[Items from a dataset]
>>>>>

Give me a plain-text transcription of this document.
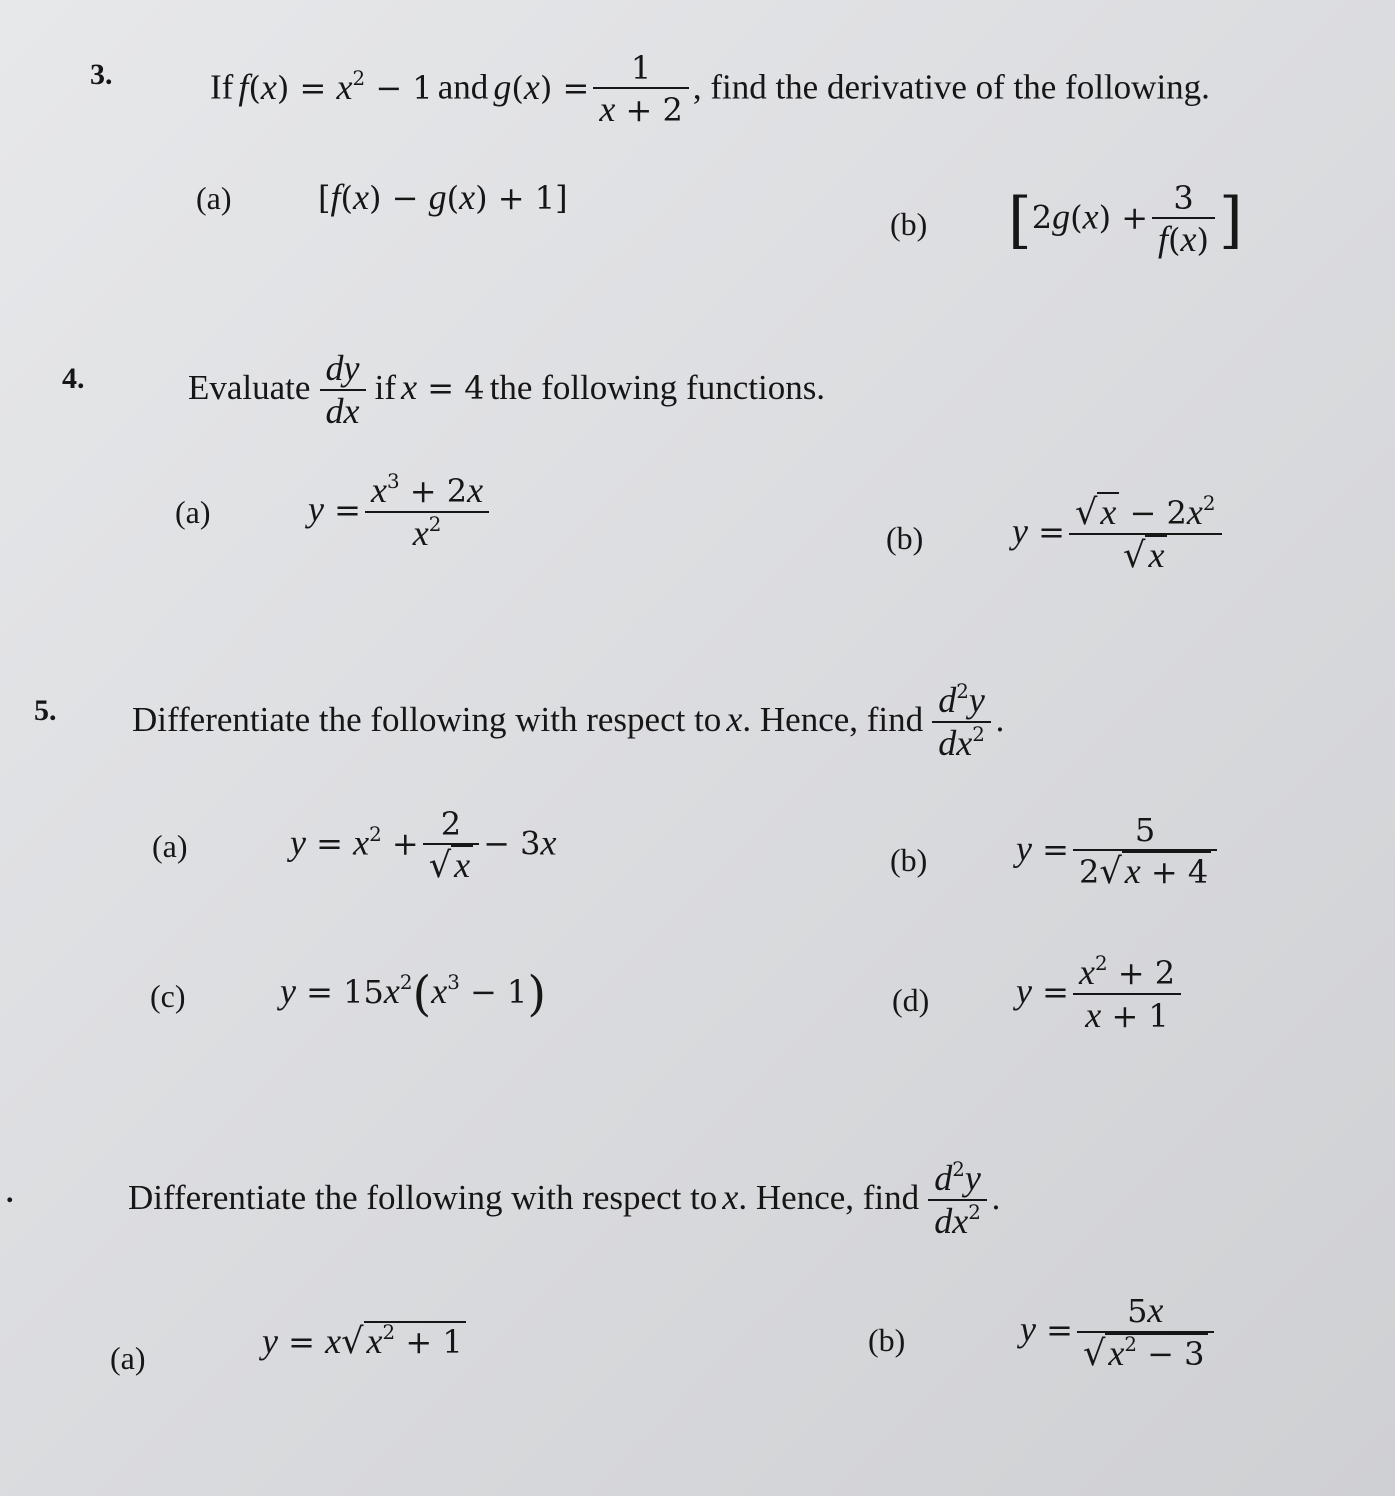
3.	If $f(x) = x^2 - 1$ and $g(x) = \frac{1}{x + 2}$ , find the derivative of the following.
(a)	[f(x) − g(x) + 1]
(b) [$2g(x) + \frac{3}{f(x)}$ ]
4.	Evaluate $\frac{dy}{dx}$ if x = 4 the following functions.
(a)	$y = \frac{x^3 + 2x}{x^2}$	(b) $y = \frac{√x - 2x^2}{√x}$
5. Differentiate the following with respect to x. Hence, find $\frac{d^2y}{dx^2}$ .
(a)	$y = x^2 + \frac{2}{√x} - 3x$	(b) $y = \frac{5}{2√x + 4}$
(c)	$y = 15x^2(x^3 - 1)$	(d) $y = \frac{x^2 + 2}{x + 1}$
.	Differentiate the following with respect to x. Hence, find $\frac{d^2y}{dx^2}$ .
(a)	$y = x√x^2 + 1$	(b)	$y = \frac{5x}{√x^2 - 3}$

<<<<<
>>>>>

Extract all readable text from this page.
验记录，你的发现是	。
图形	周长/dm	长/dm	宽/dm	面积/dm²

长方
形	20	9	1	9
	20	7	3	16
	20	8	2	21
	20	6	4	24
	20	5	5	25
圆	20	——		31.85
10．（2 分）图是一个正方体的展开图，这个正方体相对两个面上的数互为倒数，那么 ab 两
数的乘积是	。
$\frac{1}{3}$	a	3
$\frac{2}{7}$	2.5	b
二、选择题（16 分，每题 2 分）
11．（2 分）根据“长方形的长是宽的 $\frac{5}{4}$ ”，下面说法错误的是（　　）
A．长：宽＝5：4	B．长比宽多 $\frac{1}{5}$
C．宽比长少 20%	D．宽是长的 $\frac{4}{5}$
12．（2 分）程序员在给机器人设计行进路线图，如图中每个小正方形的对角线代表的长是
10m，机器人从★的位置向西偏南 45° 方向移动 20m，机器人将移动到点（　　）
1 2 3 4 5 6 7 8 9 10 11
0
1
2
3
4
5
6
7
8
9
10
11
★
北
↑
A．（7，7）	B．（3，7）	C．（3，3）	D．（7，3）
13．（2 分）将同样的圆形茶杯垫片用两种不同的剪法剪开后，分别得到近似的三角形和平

<<<<<

§ Your objective: Gather up the lines that contain the word "following".

§ Answer to the task:
3.	If $f(x) = x^2 - 1$ and $g(x) = \frac{1}{x + 2}$ , find the derivative of the following.
4.	Evaluate $\frac{dy}{dx}$ if x = 4 the following functions.
5. Differentiate the following with respect to x. Hence, find $\frac{d^2y}{dx^2}$ .
.	Differentiate the following with respect to x. Hence, find $\frac{d^2y}{dx^2}$ .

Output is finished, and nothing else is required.